__TASK__:
Find the string "paices" in the entries and copy each line that has it.
DATA SHOWN start
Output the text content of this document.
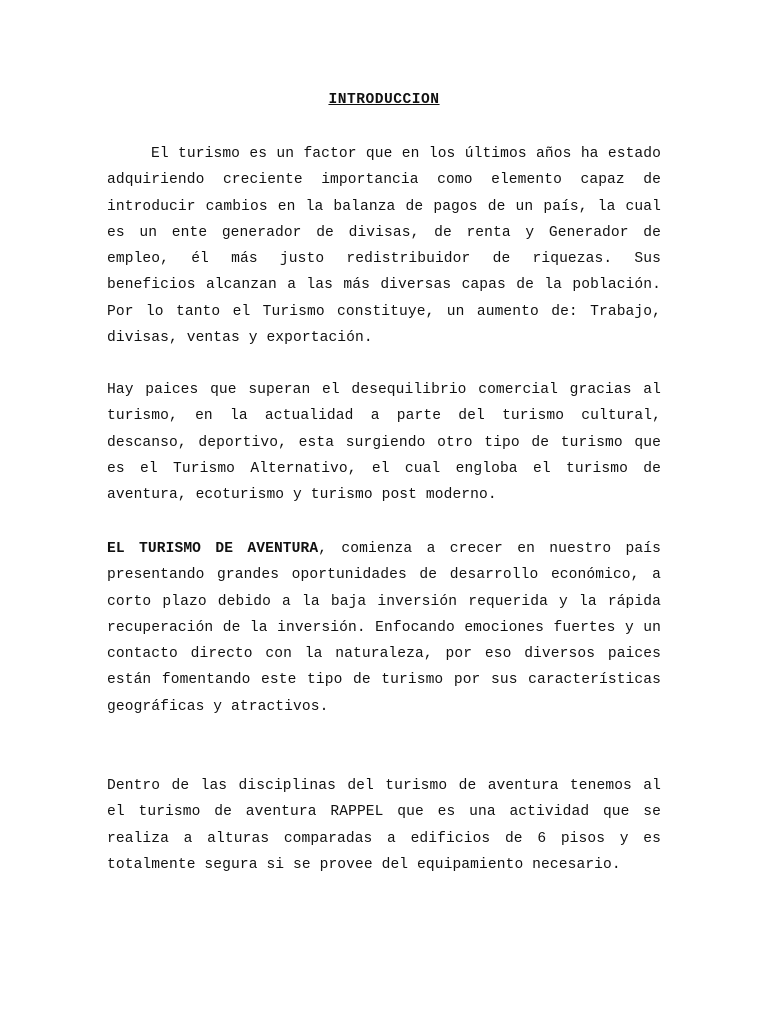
INTRODUCCION

El turismo es un factor que en los últimos años ha estado adquiriendo creciente importancia como elemento capaz de introducir cambios en la balanza de pagos de un país, la cual es un ente generador de divisas, de renta y Generador de empleo, él más justo redistribuidor de riquezas. Sus beneficios alcanzan a las más diversas capas de la población. Por lo tanto el Turismo constituye, un aumento de: Trabajo, divisas, ventas y exportación.

Hay paices que superan el desequilibrio comercial gracias al turismo, en la actualidad a parte del turismo cultural, descanso, deportivo, esta surgiendo otro tipo de turismo que es el Turismo Alternativo, el cual engloba el turismo de aventura, ecoturismo y turismo post moderno.

EL TURISMO DE AVENTURA, comienza a crecer en nuestro país presentando grandes oportunidades de desarrollo económico, a corto plazo debido a la baja inversión requerida y la rápida recuperación de la inversión. Enfocando emociones fuertes y un contacto directo con la naturaleza, por eso diversos paices están fomentando este tipo de turismo por sus características geográficas y atractivos.

Dentro de las disciplinas del turismo de aventura tenemos al el turismo de aventura RAPPEL que es una actividad que se realiza a alturas comparadas a edificios de 6 pisos y es totalmente segura si se provee del equipamiento necesario.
DATA SHOWN end
__SOLUTION__:
Hay paices que superan el desequilibrio comercial gracias al turismo, en la actualidad a parte del turismo cultural, descanso, deportivo, esta surgiendo otro tipo de turismo que es el Turismo Alternativo, el cual engloba el turismo de aventura, ecoturismo y turismo post moderno.
EL TURISMO DE AVENTURA, comienza a crecer en nuestro país presentando grandes oportunidades de desarrollo económico, a corto plazo debido a la baja inversión requerida y la rápida recuperación de la inversión. Enfocando emociones fuertes y un contacto directo con la naturaleza, por eso diversos paices están fomentando este tipo de turismo por sus características geográficas y atractivos.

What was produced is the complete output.